Show every line of the records below that contains the word "together".

**Items listed in a dataset**
-- START --
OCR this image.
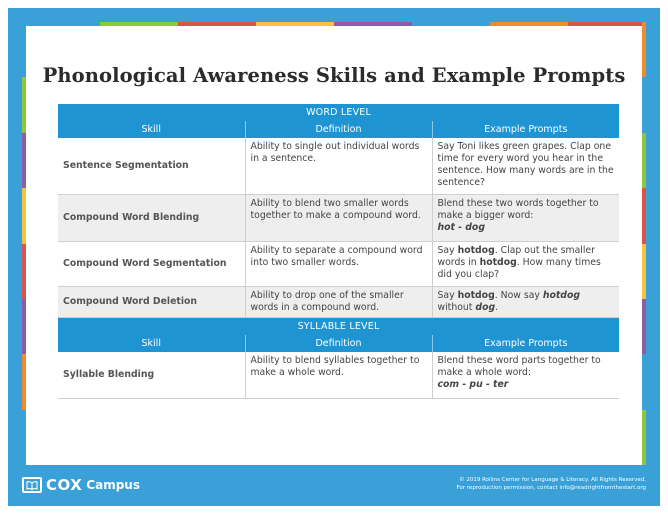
Phonological Awareness Skills and Example Prompts
WORD LEVEL		
Skill	Definition	Example Prompts
Sentence Segmentation	Ability to single out individual words in a sentence.	Say Toni likes green grapes. Clap one time for every word you hear in the sentence. How many words are in the sentence?
Compound Word Blending	Ability to blend two smaller words together to make a compound word.	Blend these two words together to make a bigger word:
hot - dog
Compound Word Segmentation	Ability to separate a compound word into two smaller words.	Say hotdog. Clap out the smaller words in hotdog. How many times did you clap?
Compound Word Deletion	Ability to drop one of the smaller words in a compound word.	Say hotdog. Now say hotdog without dog.
SYLLABLE LEVEL		
Skill	Definition	Example Prompts
Syllable Blending	Ability to blend syllables together to make a whole word.	Blend these word parts together to make a whole word:
com - pu - ter
COX Campus	© 2019 Rollins Center for Language & Literacy. All Rights Reserved.
For reproduction permission, contact info@readrightfromthestart.org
-- END --
**Full output**
Compound Word Blending	Ability to blend two smaller words together to make a compound word.	Blend these two words together to make a bigger word:
Syllable Blending	Ability to blend syllables together to make a whole word.	Blend these word parts together to make a whole word:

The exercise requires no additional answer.